• [WHAT YOU NEED TO DO]:
1. Check the biography of Edmund Fitton-Brown against these statements: (a) he joined the UK foreign service in 1984; (b) his time as British Ambassador to Yemen lasted until February 2018; (c) he was born in 1962. Answer yes or no for each and quote the deciding words from the biography.
2. Reproduce the biography of Edmund Fitton-Brown starting with "Edmund Walter Fitton-Brown" and going on through "the Muslim Brotherhood.", swapping "senior fellow" for "visiting fellow".
3. Write the next part of the biography of Edmund Fitton-Brown, picking up after its final sentence.

= Edmund Fitton-Brown =

British diplomat

Edmund Walter Fitton-Brown (born 5 October 1962) is a former British diplomat who is a senior fellow at Foundation for Defense of Democracies focused on Arabian peninsula issues, global terrorism, and extremist groups like ISIS, al-Qaeda, and the Muslim Brotherhood.

He is a frequent commentator for major outlets like BBC News and writes broadly, appearing in specialist and mainstream publications, including the Washington Examiner, The Telegraph, the New York Post, The Jerusalem Post, and The National Interest.

Edmund joined the UK foreign service in 1984 and served in Finland, Egypt, Kuwait, Saudi Arabia, Italy, and the United Arab Emirates. From February 2015 to February 2017, he served as the British Ambassador of the United Kingdom to Yemen. In 2018, he joined the United Nations for five years, serving as Coordinator of the United Nations Analytical Support and Sanctions Monitoring Team concerning the Islamic State in Iraq and the Levant (Da’esh), Al-Qaida, the Taliban, and associated individuals, groups, undertakings, and entities.

• [DATA LINES]:
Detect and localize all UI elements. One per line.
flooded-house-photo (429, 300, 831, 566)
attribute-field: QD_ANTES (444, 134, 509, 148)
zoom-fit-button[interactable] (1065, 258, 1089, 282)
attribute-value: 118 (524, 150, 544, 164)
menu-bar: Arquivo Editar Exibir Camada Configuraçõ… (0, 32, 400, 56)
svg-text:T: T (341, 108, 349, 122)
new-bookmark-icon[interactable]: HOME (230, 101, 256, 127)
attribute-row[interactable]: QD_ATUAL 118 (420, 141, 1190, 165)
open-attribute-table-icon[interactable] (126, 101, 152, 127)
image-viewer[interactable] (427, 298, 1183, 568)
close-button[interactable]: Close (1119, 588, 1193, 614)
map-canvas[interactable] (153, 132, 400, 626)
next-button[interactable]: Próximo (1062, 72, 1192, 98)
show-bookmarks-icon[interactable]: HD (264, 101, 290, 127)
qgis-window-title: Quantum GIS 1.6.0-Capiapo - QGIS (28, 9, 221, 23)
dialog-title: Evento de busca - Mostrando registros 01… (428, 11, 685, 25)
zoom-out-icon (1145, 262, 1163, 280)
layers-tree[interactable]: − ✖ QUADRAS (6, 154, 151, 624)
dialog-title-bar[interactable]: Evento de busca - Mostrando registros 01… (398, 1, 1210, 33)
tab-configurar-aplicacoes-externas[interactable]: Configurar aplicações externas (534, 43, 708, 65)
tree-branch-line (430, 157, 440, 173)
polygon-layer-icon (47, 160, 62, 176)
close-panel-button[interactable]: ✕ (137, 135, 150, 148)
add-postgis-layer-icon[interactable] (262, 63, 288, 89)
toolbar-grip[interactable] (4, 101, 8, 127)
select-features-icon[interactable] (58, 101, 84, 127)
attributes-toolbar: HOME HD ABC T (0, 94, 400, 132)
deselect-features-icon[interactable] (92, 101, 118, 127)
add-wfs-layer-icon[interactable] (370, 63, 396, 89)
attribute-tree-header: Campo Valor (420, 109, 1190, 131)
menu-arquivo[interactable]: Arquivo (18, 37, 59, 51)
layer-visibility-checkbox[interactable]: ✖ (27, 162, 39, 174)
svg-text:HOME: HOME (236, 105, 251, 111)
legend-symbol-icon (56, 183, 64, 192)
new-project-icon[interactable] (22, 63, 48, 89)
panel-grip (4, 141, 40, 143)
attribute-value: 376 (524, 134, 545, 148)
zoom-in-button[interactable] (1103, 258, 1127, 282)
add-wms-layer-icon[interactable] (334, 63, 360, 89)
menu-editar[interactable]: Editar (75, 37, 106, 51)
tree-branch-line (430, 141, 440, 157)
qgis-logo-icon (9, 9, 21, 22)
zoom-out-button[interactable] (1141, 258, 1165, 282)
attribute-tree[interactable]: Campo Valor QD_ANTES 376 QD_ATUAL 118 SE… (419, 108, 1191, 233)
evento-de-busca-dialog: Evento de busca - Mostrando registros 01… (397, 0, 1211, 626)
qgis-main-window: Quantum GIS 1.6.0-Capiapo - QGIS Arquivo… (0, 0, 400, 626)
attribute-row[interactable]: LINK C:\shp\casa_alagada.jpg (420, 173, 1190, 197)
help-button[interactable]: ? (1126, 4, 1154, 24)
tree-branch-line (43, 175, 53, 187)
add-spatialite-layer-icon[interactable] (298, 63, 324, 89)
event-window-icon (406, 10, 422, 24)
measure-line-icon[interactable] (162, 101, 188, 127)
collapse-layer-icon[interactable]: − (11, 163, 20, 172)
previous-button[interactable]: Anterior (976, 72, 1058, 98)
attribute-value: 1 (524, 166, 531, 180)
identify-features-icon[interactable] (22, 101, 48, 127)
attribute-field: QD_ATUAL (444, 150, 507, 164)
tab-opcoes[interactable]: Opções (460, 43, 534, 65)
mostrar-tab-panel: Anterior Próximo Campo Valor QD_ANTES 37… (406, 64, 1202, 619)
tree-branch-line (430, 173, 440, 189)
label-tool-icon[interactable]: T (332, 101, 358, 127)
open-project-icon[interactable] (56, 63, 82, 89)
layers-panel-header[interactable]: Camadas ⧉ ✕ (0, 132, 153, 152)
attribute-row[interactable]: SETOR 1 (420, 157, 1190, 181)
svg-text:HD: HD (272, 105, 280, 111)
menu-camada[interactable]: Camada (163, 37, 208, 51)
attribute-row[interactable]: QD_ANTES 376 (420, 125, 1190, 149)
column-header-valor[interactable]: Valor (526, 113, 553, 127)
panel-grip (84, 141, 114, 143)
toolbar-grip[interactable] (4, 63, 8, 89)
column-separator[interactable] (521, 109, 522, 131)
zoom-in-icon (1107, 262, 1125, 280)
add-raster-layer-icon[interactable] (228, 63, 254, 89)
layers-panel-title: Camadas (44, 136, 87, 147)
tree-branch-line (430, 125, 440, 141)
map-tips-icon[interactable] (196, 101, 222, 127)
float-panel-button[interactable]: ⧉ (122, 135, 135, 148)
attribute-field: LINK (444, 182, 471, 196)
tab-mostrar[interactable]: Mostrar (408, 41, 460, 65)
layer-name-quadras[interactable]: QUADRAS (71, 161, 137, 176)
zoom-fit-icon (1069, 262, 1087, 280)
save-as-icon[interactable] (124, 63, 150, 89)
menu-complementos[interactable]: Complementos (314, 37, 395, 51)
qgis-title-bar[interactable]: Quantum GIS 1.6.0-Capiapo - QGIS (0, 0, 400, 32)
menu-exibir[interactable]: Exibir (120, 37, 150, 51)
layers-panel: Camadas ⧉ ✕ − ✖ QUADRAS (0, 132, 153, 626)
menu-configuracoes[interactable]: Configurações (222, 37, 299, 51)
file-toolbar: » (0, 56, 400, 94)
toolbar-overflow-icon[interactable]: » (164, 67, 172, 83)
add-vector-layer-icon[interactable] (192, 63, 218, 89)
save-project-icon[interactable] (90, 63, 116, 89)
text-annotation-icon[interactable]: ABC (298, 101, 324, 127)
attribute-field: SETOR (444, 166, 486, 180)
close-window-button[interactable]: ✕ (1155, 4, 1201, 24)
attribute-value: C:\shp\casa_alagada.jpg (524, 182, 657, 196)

• [ANSWERS TO THE PROBLEMS]:
1.
(a) Yes: "Edmund joined the UK foreign service in 1984"
(b) No: "From February 2015 to February 2017, he served as the British Ambassador of the United Kingdom to Yemen."
(c) Yes: "born 5 October 1962"

2.
Edmund Walter Fitton-Brown (born 5 October 1962) is a former British diplomat who is a visiting fellow at Foundation for Defense of Democracies focused on Arabian peninsula issues, global terrorism, and extremist groups like ISIS, al-Qaeda, and the Muslim Brotherhood.

3.
Fitton-Brown read history at Corpus Christi College, Cambridge; after graduating, he joined Her Majesty's Diplomatic Service in 1984. Between 1991 and 2003, he served as First Secretary before becoming Counsellor in Cairo, Rome and others.

In March 2026 Fitton-Brown made strong criticisms of the British Government's foreign policy: he spoke of what he said was the growing problem of "Islamist entryism not just in the Foreign Office but also throughout the Civil Service and a range of other professions... Allies [are] portrayed as the problem, adversaries become misunderstood actors with legitimate grievances."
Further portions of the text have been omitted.